REQUIREMENT »
Copy every line of the material below word for word, changing nothing.

[Listings of elements and regions]
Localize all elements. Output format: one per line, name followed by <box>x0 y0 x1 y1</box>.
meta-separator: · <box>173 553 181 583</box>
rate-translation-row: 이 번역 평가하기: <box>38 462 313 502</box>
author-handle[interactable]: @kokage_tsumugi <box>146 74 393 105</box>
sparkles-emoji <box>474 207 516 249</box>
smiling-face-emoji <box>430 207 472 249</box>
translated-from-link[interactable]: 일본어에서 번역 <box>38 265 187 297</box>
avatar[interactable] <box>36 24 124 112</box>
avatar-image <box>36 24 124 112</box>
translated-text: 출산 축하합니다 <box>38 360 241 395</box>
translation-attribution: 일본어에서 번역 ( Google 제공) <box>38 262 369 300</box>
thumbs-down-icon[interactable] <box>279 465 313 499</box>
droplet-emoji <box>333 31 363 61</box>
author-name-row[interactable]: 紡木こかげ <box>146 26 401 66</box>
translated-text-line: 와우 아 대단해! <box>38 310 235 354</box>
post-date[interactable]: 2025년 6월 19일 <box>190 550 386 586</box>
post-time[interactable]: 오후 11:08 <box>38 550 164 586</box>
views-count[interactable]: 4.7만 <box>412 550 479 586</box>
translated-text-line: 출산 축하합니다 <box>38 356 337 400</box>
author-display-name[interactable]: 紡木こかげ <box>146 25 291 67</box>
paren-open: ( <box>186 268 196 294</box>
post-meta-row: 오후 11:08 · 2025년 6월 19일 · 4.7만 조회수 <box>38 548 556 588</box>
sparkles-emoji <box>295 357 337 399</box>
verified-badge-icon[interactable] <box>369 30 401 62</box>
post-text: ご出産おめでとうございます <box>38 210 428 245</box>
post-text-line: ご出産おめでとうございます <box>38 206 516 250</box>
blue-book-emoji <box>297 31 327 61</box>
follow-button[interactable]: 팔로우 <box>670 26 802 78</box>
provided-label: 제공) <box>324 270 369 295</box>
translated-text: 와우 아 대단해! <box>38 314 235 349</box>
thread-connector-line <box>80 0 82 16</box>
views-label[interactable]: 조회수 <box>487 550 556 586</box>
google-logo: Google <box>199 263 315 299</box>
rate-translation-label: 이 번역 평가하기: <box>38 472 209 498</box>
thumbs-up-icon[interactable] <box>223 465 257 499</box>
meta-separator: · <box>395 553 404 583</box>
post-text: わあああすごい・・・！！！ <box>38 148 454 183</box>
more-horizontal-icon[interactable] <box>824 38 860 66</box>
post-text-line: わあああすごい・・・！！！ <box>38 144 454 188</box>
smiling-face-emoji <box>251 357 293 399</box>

THE OUTPUT »
Localize all elements. Output format: one per line, name followed by <box>x0 y0 x1 y1</box>.
meta-separator: · <box>173 553 181 583</box>
rate-translation-row: 이 번역 평가하기: <box>38 462 313 502</box>
author-handle[interactable]: @kokage_tsumugi <box>146 74 393 105</box>
sparkles-emoji <box>474 207 516 249</box>
smiling-face-emoji <box>430 207 472 249</box>
translated-from-link[interactable]: 일본어에서 번역 <box>38 265 187 297</box>
avatar[interactable] <box>36 24 124 112</box>
avatar-image <box>36 24 124 112</box>
translated-text: 출산 축하합니다 <box>38 360 241 395</box>
translation-attribution: 일본어에서 번역 ( Google 제공) <box>38 262 369 300</box>
thumbs-down-icon[interactable] <box>279 465 313 499</box>
droplet-emoji <box>333 31 363 61</box>
author-name-row[interactable]: 紡木こかげ <box>146 26 401 66</box>
translated-text-line: 와우 아 대단해! <box>38 310 235 354</box>
post-date[interactable]: 2025년 6월 19일 <box>190 550 386 586</box>
post-time[interactable]: 오후 11:08 <box>38 550 164 586</box>
views-count[interactable]: 4.7만 <box>412 550 479 586</box>
translated-text-line: 출산 축하합니다 <box>38 356 337 400</box>
author-display-name[interactable]: 紡木こかげ <box>146 25 291 67</box>
paren-open: ( <box>186 268 196 294</box>
post-meta-row: 오후 11:08 · 2025년 6월 19일 · 4.7만 조회수 <box>38 548 556 588</box>
sparkles-emoji <box>295 357 337 399</box>
verified-badge-icon[interactable] <box>369 30 401 62</box>
post-text: ご出産おめでとうございます <box>38 210 428 245</box>
post-text-line: ご出産おめでとうございます <box>38 206 516 250</box>
blue-book-emoji <box>297 31 327 61</box>
follow-button[interactable]: 팔로우 <box>670 26 802 78</box>
provided-label: 제공) <box>324 270 369 295</box>
translated-text: 와우 아 대단해! <box>38 314 235 349</box>
thread-connector-line <box>80 0 82 16</box>
views-label[interactable]: 조회수 <box>487 550 556 586</box>
google-logo: Google <box>199 263 315 299</box>
rate-translation-label: 이 번역 평가하기: <box>38 472 209 498</box>
thumbs-up-icon[interactable] <box>223 465 257 499</box>
meta-separator: · <box>395 553 404 583</box>
post-text: わあああすごい・・・！！！ <box>38 148 454 183</box>
more-horizontal-icon[interactable] <box>824 38 860 66</box>
post-text-line: わあああすごい・・・！！！ <box>38 144 454 188</box>
smiling-face-emoji <box>251 357 293 399</box>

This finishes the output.